▶ [Exercise inputs]:
_ _ _ _
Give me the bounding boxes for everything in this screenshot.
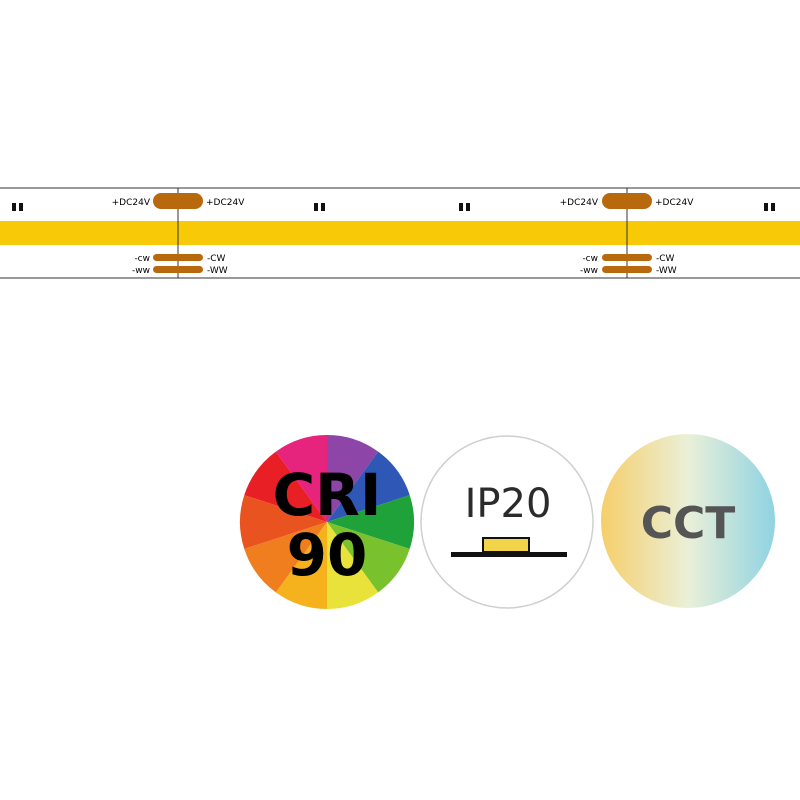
ww-label: -ww (132, 266, 150, 276)
cw-pad (602, 254, 652, 261)
rainbow-wedge (327, 522, 379, 609)
strip-base-icon (451, 552, 567, 557)
cct-label: CCT (641, 498, 736, 549)
ww-pad (602, 266, 652, 273)
cri-label: CRI (273, 461, 382, 529)
ww-pad (153, 266, 203, 273)
cri-badge: CRI 90 (240, 435, 414, 609)
cri-value: 90 (287, 521, 368, 589)
cob-led-band (0, 221, 800, 245)
cw-label: -cw (134, 254, 150, 264)
cw-label: -CW (656, 254, 675, 264)
power-pad (602, 193, 652, 209)
resistor-chip (12, 203, 23, 211)
resistor-chip (459, 203, 470, 211)
ww-label: -WW (207, 266, 228, 276)
ww-label: -WW (656, 266, 677, 276)
rainbow-wedge (327, 451, 410, 522)
power-pad (153, 193, 203, 209)
rainbow-wheel-icon (240, 435, 414, 609)
power-label: +DC24V (560, 198, 599, 208)
power-label: +DC24V (206, 198, 245, 208)
power-label: +DC24V (655, 198, 694, 208)
resistor-chip (314, 203, 325, 211)
rainbow-wedge (244, 522, 327, 593)
rainbow-wedge (327, 522, 410, 593)
ip-badge-circle (420, 435, 594, 609)
rainbow-wedge (240, 495, 327, 549)
ip-rating-badge: IP20 (420, 435, 594, 609)
led-chip-icon (482, 537, 530, 553)
ww-label: -ww (580, 266, 598, 276)
cw-label: -CW (207, 254, 226, 264)
ip-rating-label: IP20 (465, 481, 552, 527)
rainbow-wedge (327, 435, 379, 522)
power-label: +DC24V (112, 198, 151, 208)
led-strip: +DC24V +DC24V -cw -ww -CW -WW +DC24V +DC… (0, 187, 800, 279)
rainbow-wedge (327, 495, 414, 549)
rainbow-wedge (275, 522, 327, 609)
rainbow-wedge (275, 435, 327, 522)
resistor-chip (764, 203, 775, 211)
cw-pad (153, 254, 203, 261)
cct-badge: CCT (601, 434, 775, 608)
cw-label: -cw (582, 254, 598, 264)
cct-gradient-circle (601, 434, 775, 608)
rainbow-wedge (244, 451, 327, 522)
_ _ _ _
▶ [Your goal]: Copy the entries from the line with "ww-label: -ww (132, 266, 150, 276)" up to and including the line with "rainbow-wedge (327, 451, 410, 522)", reproducing each line as it appears.

▶ [Task response]:
ww-label: -ww (132, 266, 150, 276)
cw-pad (602, 254, 652, 261)
rainbow-wedge (327, 522, 379, 609)
strip-base-icon (451, 552, 567, 557)
cct-label: CCT (641, 498, 736, 549)
ww-pad (602, 266, 652, 273)
cri-label: CRI (273, 461, 382, 529)
ww-pad (153, 266, 203, 273)
cri-badge: CRI 90 (240, 435, 414, 609)
cri-value: 90 (287, 521, 368, 589)
cob-led-band (0, 221, 800, 245)
cw-label: -cw (134, 254, 150, 264)
cw-label: -CW (656, 254, 675, 264)
power-pad (602, 193, 652, 209)
resistor-chip (12, 203, 23, 211)
resistor-chip (459, 203, 470, 211)
ww-label: -WW (207, 266, 228, 276)
ww-label: -WW (656, 266, 677, 276)
rainbow-wedge (327, 451, 410, 522)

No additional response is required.